_RECORDS SHOWN_
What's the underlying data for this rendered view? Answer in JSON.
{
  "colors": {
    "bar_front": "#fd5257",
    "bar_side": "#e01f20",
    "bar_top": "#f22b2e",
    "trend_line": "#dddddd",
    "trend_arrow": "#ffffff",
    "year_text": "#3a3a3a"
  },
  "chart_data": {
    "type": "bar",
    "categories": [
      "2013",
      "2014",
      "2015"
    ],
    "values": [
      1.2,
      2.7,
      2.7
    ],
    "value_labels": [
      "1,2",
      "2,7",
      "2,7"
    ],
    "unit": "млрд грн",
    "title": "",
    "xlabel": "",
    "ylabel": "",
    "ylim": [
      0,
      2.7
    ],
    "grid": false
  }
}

_YOUR INSTRUCTIONS_
Your task is to quote the listing above word for word.

_EXPECTED ANSWER_
What's the underlying data for this rendered view? Answer in JSON.
{
  "colors": {
    "bar_front": "#fd5257",
    "bar_side": "#e01f20",
    "bar_top": "#f22b2e",
    "trend_line": "#dddddd",
    "trend_arrow": "#ffffff",
    "year_text": "#3a3a3a"
  },
  "chart_data": {
    "type": "bar",
    "categories": [
      "2013",
      "2014",
      "2015"
    ],
    "values": [
      1.2,
      2.7,
      2.7
    ],
    "value_labels": [
      "1,2",
      "2,7",
      "2,7"
    ],
    "unit": "млрд грн",
    "title": "",
    "xlabel": "",
    "ylabel": "",
    "ylim": [
      0,
      2.7
    ],
    "grid": false
  }
}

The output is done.